-- Begin --

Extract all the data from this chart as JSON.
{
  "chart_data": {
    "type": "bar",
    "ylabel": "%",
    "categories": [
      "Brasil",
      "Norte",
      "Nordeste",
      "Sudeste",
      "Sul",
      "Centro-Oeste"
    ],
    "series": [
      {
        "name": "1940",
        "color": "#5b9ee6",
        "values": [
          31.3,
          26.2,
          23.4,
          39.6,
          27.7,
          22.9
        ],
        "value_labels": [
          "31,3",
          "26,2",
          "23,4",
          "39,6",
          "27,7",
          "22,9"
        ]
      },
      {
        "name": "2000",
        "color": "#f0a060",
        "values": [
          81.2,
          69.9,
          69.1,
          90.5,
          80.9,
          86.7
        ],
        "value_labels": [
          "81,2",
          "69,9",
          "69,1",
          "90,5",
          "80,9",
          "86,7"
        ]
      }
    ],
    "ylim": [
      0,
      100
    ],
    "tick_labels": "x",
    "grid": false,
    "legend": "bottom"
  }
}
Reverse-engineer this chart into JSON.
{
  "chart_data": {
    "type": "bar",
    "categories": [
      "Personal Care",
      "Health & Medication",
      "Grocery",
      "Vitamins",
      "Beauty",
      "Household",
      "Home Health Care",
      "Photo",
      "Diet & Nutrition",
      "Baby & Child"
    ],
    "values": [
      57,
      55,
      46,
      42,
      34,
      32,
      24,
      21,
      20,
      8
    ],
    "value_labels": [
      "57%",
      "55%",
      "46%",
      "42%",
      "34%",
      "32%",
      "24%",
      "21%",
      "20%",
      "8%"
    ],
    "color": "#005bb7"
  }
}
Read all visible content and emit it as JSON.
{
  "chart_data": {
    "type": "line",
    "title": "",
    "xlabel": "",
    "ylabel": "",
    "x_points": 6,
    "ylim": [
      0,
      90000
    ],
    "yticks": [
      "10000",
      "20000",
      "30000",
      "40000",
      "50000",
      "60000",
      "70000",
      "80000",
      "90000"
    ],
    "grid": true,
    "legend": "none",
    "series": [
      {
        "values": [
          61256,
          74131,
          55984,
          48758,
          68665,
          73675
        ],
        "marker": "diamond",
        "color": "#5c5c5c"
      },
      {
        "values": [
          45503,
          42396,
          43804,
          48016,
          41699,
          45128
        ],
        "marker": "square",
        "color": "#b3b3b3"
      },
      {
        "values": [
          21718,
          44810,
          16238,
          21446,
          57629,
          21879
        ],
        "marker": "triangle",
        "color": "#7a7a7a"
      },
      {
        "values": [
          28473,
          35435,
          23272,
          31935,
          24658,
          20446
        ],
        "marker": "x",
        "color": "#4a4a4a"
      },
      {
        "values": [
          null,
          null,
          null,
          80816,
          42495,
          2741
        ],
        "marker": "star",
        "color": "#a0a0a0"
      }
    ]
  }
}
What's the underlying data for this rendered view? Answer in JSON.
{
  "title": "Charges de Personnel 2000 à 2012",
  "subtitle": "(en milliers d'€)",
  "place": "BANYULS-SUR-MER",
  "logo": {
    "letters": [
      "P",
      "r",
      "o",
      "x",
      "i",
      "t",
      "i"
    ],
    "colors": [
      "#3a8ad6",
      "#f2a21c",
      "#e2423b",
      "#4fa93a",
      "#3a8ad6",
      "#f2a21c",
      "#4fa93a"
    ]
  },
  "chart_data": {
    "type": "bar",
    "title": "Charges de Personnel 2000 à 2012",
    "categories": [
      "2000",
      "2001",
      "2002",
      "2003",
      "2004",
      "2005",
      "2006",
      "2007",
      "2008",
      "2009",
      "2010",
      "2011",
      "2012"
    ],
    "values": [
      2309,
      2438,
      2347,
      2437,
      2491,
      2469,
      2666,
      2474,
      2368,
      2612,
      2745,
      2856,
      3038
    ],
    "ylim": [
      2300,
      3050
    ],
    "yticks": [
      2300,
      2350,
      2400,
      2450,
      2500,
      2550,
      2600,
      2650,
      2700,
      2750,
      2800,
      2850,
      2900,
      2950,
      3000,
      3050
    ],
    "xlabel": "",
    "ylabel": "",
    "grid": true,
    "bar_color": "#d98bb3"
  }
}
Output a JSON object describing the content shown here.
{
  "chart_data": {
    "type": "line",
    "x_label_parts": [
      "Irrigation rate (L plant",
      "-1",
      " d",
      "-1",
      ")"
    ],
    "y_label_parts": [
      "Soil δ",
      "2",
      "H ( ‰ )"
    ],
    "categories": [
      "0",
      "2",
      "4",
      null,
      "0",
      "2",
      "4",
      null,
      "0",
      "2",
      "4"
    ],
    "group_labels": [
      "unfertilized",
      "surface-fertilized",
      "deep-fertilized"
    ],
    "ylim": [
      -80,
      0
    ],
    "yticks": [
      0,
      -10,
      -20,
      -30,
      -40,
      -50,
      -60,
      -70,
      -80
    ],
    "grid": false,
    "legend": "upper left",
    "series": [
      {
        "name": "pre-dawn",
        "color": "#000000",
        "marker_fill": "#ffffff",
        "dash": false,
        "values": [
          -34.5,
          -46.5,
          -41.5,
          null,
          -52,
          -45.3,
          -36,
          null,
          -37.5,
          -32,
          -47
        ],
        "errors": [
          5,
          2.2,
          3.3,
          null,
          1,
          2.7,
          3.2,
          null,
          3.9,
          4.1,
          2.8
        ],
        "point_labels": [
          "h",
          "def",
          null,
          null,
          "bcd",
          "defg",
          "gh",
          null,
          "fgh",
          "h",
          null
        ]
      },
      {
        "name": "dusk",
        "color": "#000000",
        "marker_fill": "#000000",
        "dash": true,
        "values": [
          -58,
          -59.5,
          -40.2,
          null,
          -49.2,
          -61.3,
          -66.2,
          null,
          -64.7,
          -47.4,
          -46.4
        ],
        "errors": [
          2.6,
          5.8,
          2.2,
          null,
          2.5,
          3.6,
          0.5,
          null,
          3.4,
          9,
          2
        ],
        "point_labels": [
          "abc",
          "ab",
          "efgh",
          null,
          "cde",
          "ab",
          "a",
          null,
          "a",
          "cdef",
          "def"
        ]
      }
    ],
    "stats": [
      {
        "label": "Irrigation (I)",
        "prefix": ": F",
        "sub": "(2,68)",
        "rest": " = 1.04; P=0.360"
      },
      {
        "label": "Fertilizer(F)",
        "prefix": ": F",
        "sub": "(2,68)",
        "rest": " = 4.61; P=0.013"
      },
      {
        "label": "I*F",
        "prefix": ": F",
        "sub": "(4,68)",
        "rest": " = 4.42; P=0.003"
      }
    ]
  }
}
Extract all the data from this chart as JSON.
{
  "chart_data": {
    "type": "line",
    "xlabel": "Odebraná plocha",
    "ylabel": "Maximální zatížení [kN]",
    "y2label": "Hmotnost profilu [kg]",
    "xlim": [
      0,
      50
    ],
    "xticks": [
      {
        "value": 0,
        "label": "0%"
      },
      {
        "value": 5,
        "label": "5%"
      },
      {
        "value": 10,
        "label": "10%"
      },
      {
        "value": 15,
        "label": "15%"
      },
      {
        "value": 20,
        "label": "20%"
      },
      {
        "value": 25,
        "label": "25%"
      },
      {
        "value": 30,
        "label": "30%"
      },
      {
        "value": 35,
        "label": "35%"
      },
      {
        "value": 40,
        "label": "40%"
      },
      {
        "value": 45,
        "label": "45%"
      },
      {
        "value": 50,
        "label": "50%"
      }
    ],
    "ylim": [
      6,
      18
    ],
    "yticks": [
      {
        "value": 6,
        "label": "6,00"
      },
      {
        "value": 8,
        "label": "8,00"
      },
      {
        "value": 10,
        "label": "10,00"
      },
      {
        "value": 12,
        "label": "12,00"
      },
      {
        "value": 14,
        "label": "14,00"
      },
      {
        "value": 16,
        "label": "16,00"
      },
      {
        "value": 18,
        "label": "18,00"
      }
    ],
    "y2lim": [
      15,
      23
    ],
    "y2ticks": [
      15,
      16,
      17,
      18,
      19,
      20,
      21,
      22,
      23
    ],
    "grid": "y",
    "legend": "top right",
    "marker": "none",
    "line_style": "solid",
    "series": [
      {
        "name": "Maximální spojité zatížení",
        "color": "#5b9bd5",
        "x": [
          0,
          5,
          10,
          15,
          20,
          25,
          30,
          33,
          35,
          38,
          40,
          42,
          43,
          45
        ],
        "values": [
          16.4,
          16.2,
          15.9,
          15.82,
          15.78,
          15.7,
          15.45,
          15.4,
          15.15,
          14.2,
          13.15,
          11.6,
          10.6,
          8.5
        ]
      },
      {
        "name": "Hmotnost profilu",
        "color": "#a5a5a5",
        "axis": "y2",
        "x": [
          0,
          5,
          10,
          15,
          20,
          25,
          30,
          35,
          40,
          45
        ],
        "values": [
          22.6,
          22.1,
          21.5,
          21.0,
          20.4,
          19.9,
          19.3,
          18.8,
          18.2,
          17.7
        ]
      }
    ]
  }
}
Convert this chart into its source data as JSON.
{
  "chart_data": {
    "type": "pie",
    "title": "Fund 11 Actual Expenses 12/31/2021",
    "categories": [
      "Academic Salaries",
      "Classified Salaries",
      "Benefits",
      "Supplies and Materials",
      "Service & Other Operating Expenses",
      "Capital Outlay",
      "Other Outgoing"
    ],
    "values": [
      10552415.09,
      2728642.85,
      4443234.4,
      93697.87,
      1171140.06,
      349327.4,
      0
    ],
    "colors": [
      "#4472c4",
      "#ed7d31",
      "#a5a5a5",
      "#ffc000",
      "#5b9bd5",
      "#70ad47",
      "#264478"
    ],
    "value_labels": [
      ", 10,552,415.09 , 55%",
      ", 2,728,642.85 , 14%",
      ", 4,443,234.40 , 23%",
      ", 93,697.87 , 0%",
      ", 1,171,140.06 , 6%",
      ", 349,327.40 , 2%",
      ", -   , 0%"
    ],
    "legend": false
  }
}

-- End --

**What needs to be done:** Within the data above, pick out all lines holding the word "name".

**Exercise result:**
        "name": "1940",
        "name": "2000",
        "name": "pre-dawn",
        "name": "dusk",
        "name": "Maximální spojité zatížení",
        "name": "Hmotnost profilu",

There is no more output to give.